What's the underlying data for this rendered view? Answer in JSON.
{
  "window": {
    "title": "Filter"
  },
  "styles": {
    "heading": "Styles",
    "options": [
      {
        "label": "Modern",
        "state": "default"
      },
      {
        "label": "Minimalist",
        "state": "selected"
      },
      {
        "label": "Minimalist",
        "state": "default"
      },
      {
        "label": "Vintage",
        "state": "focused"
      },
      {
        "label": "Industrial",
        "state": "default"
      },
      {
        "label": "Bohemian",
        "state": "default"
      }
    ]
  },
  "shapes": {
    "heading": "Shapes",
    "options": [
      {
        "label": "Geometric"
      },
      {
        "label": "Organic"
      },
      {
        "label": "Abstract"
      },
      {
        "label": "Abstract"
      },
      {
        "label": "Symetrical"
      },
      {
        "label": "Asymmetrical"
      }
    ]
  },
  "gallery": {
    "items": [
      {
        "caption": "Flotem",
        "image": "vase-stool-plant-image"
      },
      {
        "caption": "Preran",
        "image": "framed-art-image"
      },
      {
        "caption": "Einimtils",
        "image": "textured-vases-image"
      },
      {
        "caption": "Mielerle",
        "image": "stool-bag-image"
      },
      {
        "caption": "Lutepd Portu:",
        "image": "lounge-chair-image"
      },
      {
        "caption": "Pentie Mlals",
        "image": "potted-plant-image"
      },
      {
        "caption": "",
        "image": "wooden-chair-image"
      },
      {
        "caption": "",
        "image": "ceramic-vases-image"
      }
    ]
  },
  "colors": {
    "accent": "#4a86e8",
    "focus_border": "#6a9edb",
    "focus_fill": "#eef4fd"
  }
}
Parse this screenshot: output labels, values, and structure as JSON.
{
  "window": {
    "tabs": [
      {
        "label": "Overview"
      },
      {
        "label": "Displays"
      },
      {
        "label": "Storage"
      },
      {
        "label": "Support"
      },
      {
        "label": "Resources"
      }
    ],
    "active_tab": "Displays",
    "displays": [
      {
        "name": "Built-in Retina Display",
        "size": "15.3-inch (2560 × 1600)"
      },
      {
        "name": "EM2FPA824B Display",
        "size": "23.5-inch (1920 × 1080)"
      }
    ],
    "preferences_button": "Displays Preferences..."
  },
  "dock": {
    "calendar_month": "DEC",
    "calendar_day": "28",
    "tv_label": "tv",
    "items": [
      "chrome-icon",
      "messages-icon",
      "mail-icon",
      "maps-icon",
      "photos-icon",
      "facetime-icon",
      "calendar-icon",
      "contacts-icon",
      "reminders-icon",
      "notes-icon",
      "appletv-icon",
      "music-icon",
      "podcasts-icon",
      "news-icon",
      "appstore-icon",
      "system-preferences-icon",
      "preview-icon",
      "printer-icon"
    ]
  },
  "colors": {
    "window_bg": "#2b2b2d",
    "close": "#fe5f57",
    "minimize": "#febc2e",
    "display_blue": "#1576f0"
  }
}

▸ Brief: Gather each line from the listing above that holds "this".

▸ Exercise solution:
What's the underlying data for this rendered view? Answer in JSON.
Parse this screenshot: output labels, values, and structure as JSON.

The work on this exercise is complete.